**GIVEN TEXT**:
=-=-=-=-=

McConnell believed America needed to do more in the war against Germany, so he resigned from the Field Service to become one of 38 founding pilots in the Lafayette Escadrille, or squadron. Flying Nieuport biplanes that traveled at around 110 miles per hour, McConnell’s subset of the squadron consisted of six pilots and 70 ground personnel.

Initially, the pilots were issued machine guns, which they fired with one hand while flying the airplane with the other, and with their feet. Later, McConnell was given an airplane outfitted with a 500-round Vickers machine gun synchronized to the propeller of the plane.

McConnell was wounded once and narrowly escaped death several times before his final battle; while recovering from a back injury incurred during a landing mishap, he wrote a book, “Flying for France,” about his exploits. He was killed a few days after his 30th birthday.

Word of McConnell’s death quickly reached UVA’s Grounds. Less than a week later, friends and fellow alumni began urging the University to erect a fitting memorial to McConnell. University President Edwin A. Alderman supported the effort and was involved throughout the process of selection, design, creation and installation of the statue. Gutzon Borglum, the sculptor of Mt. Rushmore and Stone Mountain, was commissioned. After several delays, the statue was unveiled on June 23, 1919.

“James McConnell was among the first, if not the first, student of the University to tender his services to the Allied cause in the autumn of 1914,” Alderman said in a statement issued by his office to mark the statue’s debut. “He was the first of the sons of the University to die in battle. There was a certain singular quality of heroism in the circumstances of his devotion and death that make a great appeal to the students and alumni of the institution.”

=-=-=-=-=

**GIVEN EXERCISE 1**:
Output the passage on McConnell's memorial statue from "Word of McConnell’s" to "June 23, 1919." word for word.
The text and the records are unrelated material.

=-=-=-=-=

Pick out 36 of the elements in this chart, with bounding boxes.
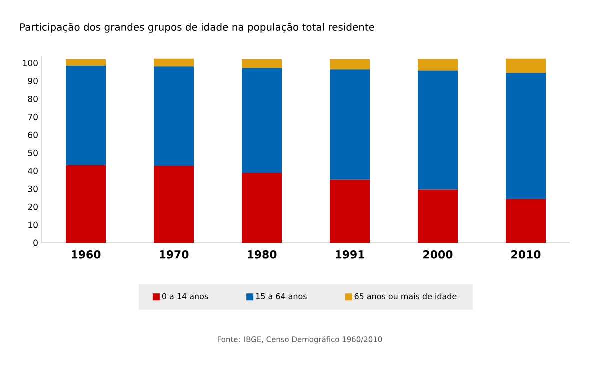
x-tick-label: 1970 [160, 250, 189, 259]
bar [242, 173, 282, 243]
bar [154, 66, 194, 166]
y-tick-label: 80 [28, 96, 38, 102]
bar [506, 199, 546, 243]
y-tick-label: 0 [34, 240, 38, 246]
bar [66, 59, 106, 66]
x-tick-label: 2010 [512, 250, 541, 259]
bar [418, 190, 458, 243]
y-tick-label: 60 [28, 132, 38, 138]
bar [330, 70, 370, 180]
y-tick-label: 100 [23, 60, 38, 66]
bar [506, 73, 546, 200]
y-tick-label: 20 [28, 204, 38, 210]
x-tick-label: 1991 [336, 250, 364, 259]
x-tick-label: 2000 [424, 250, 453, 259]
bar [242, 68, 282, 174]
bar [418, 59, 458, 71]
y-tick-label: 90 [28, 78, 38, 84]
bar [154, 166, 194, 243]
chart-title: Participação dos grandes grupos de idade na população total residente [20, 23, 374, 33]
bar [154, 58, 194, 67]
bar [418, 70, 458, 190]
y-tick-label: 70 [28, 114, 38, 120]
x-tick-label: 1960 [72, 250, 101, 259]
y-tick-label: 40 [28, 168, 38, 174]
x-tick-label: 1980 [248, 250, 277, 259]
bar [330, 59, 370, 70]
bar [66, 165, 106, 243]
y-tick-label: 10 [28, 222, 38, 228]
y-tick-label: 30 [28, 186, 38, 192]
bar [242, 59, 282, 68]
bar [506, 58, 546, 74]
bar [330, 180, 370, 243]
bar [66, 66, 106, 166]
y-tick-label: 50 [28, 150, 38, 156]
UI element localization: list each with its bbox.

=-=-=-=-=

**GIVEN EXERCISE 2**:
Return the lines of the records from the line with "x-tick-label: 1970 [160, 250, 189, 259]" to the line with "bar [330, 70, 370, 180]", both included, without any change.

**FULL ANSWER 1**:
Word of McConnell’s death quickly reached UVA’s Grounds. Less than a week later, friends and fellow alumni began urging the University to erect a fitting memorial to McConnell. University President Edwin A. Alderman supported the effort and was involved throughout the process of selection, design, creation and installation of the statue. Gutzon Borglum, the sculptor of Mt. Rushmore and Stone Mountain, was commissioned. After several delays, the statue was unveiled on June 23, 1919.

**FULL ANSWER 2**:
x-tick-label: 1970 [160, 250, 189, 259]
bar [242, 173, 282, 243]
bar [154, 66, 194, 166]
y-tick-label: 80 [28, 96, 38, 102]
bar [506, 199, 546, 243]
y-tick-label: 0 [34, 240, 38, 246]
bar [66, 59, 106, 66]
x-tick-label: 2010 [512, 250, 541, 259]
bar [418, 190, 458, 243]
y-tick-label: 60 [28, 132, 38, 138]
bar [330, 70, 370, 180]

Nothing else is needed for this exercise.